● **Instructions for the task**: How many lines of these records hold the string "body"? Reply with the number alone.

● **Source material**:

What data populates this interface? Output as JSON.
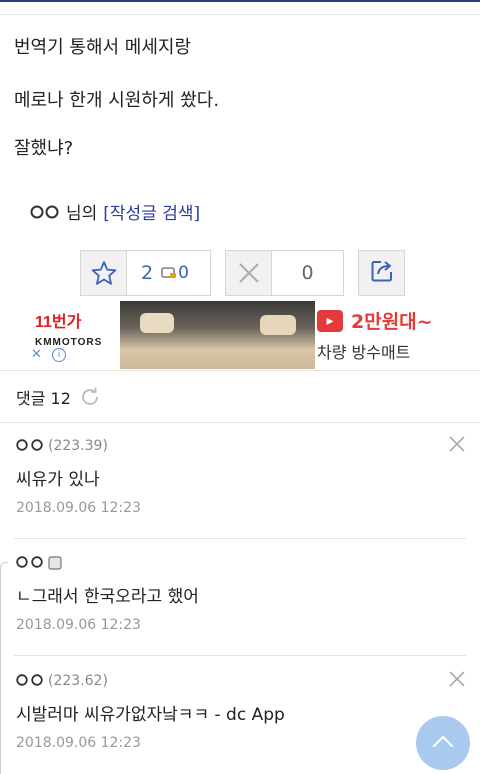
{
  "post": {
    "lines": [
      "번역기 통해서 메세지랑",
      "메로나 한개 시원하게 쐈다.",
      "잘했냐?"
    ],
    "writer_suffix": "님의",
    "writer_search": "[작성글 검색]"
  },
  "actions": {
    "recommend_count": "2",
    "mobile_recommend_count": "0",
    "nonrecommend_count": "0"
  },
  "ad": {
    "brand": "11번가",
    "sub": "KMMOTORS",
    "tag": "2만원대~",
    "title": "차량 방수매트",
    "close": "✕",
    "info": "i"
  },
  "comments_header": {
    "label": "댓글 12"
  },
  "comments": [
    {
      "ip": "(223.39)",
      "body": "씨유가 있나",
      "date": "2018.09.06 12:23"
    },
    {
      "ip": "",
      "body": "ㄴ그래서 한국오라고 했어",
      "date": "2018.09.06 12:23"
    },
    {
      "ip": "(223.62)",
      "body": "시발러마 씨유가없자낰ㅋㅋ - dc App",
      "date": "2018.09.06 12:23"
    }
  ],
  "colors": {
    "accent_blue": "#3a64b8",
    "link_blue": "#2a3aa0",
    "ad_red": "#e33b3b"
  },
  "icons": {
    "recommend": "star-icon",
    "mobile": "phone-icon",
    "nonrecommend": "x-icon",
    "share": "share-icon",
    "refresh": "refresh-icon",
    "close": "close-icon",
    "scroll_top": "chevron-up-icon"
  }
}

● **Answer to this exercise**: 3